# [OBJECTIVE]
Please output the records below in full, exactly as given, but without the images.

# [RECORDS SHOWN]
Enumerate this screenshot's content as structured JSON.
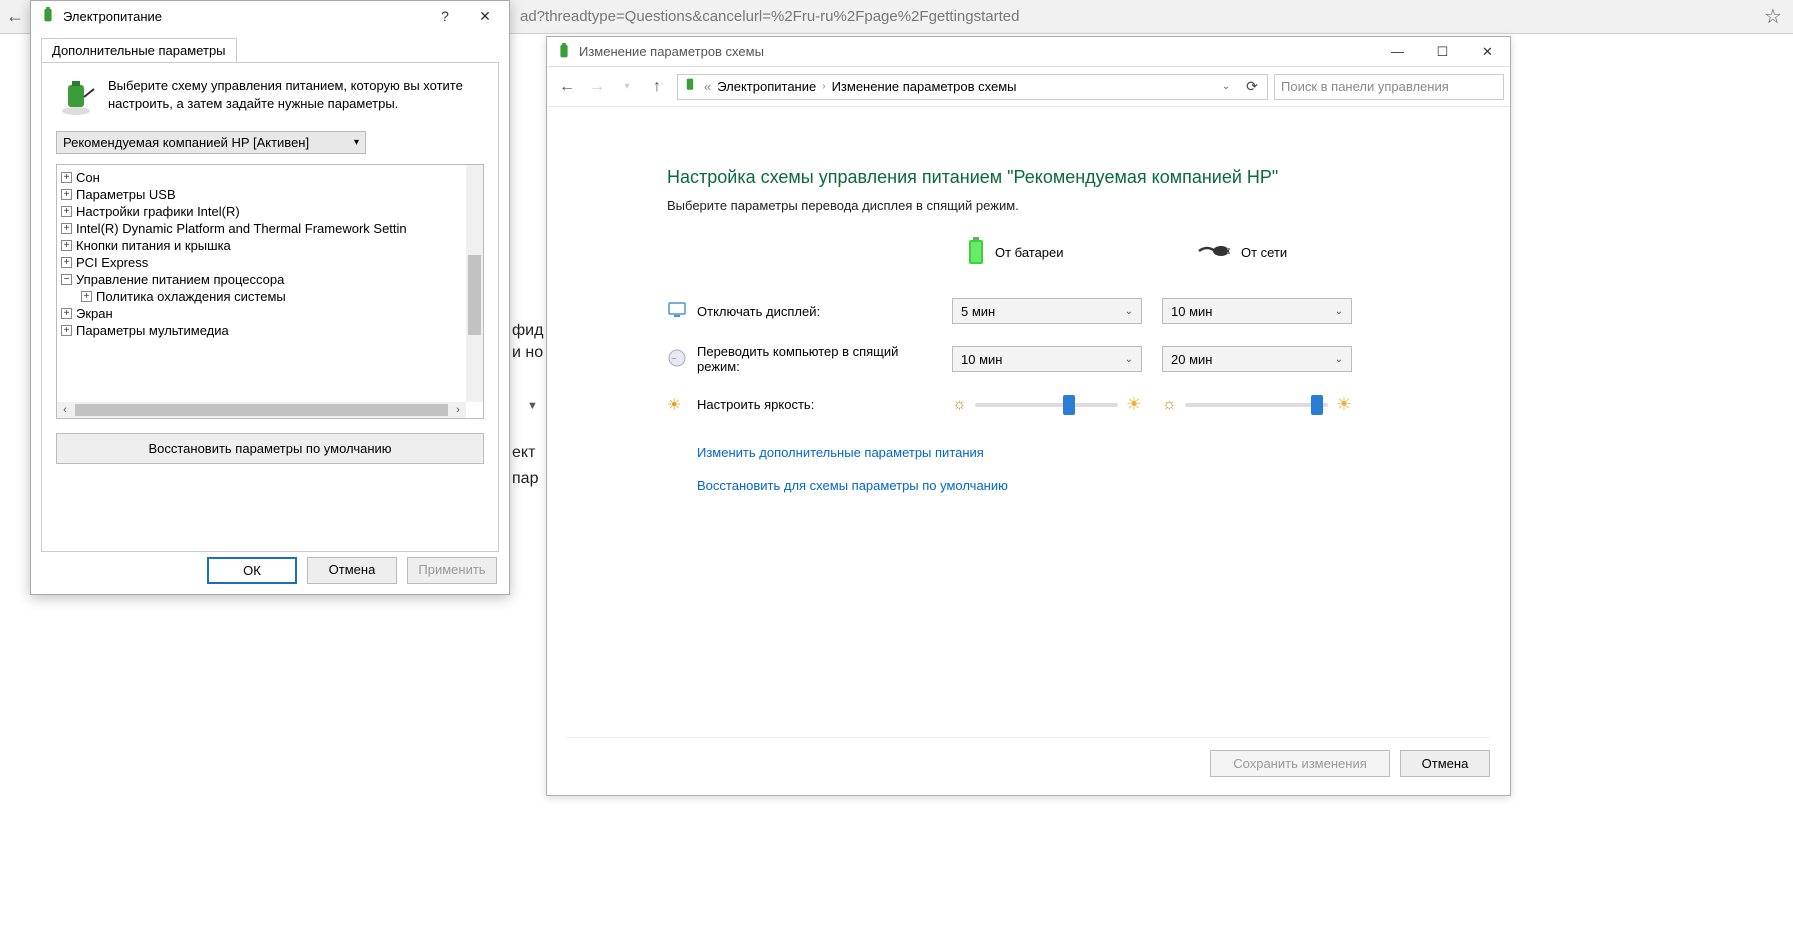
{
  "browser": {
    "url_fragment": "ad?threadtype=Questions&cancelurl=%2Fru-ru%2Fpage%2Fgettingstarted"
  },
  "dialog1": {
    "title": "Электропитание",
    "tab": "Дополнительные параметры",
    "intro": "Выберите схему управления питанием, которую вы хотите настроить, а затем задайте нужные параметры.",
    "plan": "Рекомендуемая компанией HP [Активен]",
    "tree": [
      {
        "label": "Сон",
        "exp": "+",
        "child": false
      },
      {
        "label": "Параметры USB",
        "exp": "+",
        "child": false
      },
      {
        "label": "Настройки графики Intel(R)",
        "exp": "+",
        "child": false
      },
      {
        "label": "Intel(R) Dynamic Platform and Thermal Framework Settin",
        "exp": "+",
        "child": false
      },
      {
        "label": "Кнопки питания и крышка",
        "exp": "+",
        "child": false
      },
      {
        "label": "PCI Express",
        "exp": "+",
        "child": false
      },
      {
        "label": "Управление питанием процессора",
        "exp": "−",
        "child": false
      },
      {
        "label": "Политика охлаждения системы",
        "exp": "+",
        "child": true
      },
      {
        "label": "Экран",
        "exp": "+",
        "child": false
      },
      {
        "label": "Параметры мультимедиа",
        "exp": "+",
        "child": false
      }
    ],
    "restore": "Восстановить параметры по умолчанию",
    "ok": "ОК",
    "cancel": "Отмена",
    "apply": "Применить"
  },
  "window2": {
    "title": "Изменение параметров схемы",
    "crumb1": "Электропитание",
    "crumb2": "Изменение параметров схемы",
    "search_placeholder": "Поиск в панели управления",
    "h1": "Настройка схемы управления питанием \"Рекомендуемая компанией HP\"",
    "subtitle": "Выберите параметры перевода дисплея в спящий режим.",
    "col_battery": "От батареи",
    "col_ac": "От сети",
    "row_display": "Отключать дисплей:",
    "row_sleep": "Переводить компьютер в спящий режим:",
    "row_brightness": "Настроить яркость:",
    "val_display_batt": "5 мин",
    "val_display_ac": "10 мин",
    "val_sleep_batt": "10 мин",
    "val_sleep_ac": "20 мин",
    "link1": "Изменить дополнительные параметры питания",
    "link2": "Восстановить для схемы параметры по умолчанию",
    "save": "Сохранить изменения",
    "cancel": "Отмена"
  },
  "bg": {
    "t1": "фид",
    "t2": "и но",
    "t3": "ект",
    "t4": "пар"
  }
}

# [FULL SOLUTION]
Enumerate this screenshot's content as structured JSON.
{
  "browser": {
    "url_fragment": "ad?threadtype=Questions&cancelurl=%2Fru-ru%2Fpage%2Fgettingstarted"
  },
  "dialog1": {
    "title": "Электропитание",
    "tab": "Дополнительные параметры",
    "intro": "Выберите схему управления питанием, которую вы хотите настроить, а затем задайте нужные параметры.",
    "plan": "Рекомендуемая компанией HP [Активен]",
    "tree": [
      {
        "label": "Сон",
        "exp": "+",
        "child": false
      },
      {
        "label": "Параметры USB",
        "exp": "+",
        "child": false
      },
      {
        "label": "Настройки графики Intel(R)",
        "exp": "+",
        "child": false
      },
      {
        "label": "Intel(R) Dynamic Platform and Thermal Framework Settin",
        "exp": "+",
        "child": false
      },
      {
        "label": "Кнопки питания и крышка",
        "exp": "+",
        "child": false
      },
      {
        "label": "PCI Express",
        "exp": "+",
        "child": false
      },
      {
        "label": "Управление питанием процессора",
        "exp": "−",
        "child": false
      },
      {
        "label": "Политика охлаждения системы",
        "exp": "+",
        "child": true
      },
      {
        "label": "Экран",
        "exp": "+",
        "child": false
      },
      {
        "label": "Параметры мультимедиа",
        "exp": "+",
        "child": false
      }
    ],
    "restore": "Восстановить параметры по умолчанию",
    "ok": "ОК",
    "cancel": "Отмена",
    "apply": "Применить"
  },
  "window2": {
    "title": "Изменение параметров схемы",
    "crumb1": "Электропитание",
    "crumb2": "Изменение параметров схемы",
    "search_placeholder": "Поиск в панели управления",
    "h1": "Настройка схемы управления питанием \"Рекомендуемая компанией HP\"",
    "subtitle": "Выберите параметры перевода дисплея в спящий режим.",
    "col_battery": "От батареи",
    "col_ac": "От сети",
    "row_display": "Отключать дисплей:",
    "row_sleep": "Переводить компьютер в спящий режим:",
    "row_brightness": "Настроить яркость:",
    "val_display_batt": "5 мин",
    "val_display_ac": "10 мин",
    "val_sleep_batt": "10 мин",
    "val_sleep_ac": "20 мин",
    "link1": "Изменить дополнительные параметры питания",
    "link2": "Восстановить для схемы параметры по умолчанию",
    "save": "Сохранить изменения",
    "cancel": "Отмена"
  },
  "bg": {
    "t1": "фид",
    "t2": "и но",
    "t3": "ект",
    "t4": "пар"
  }
}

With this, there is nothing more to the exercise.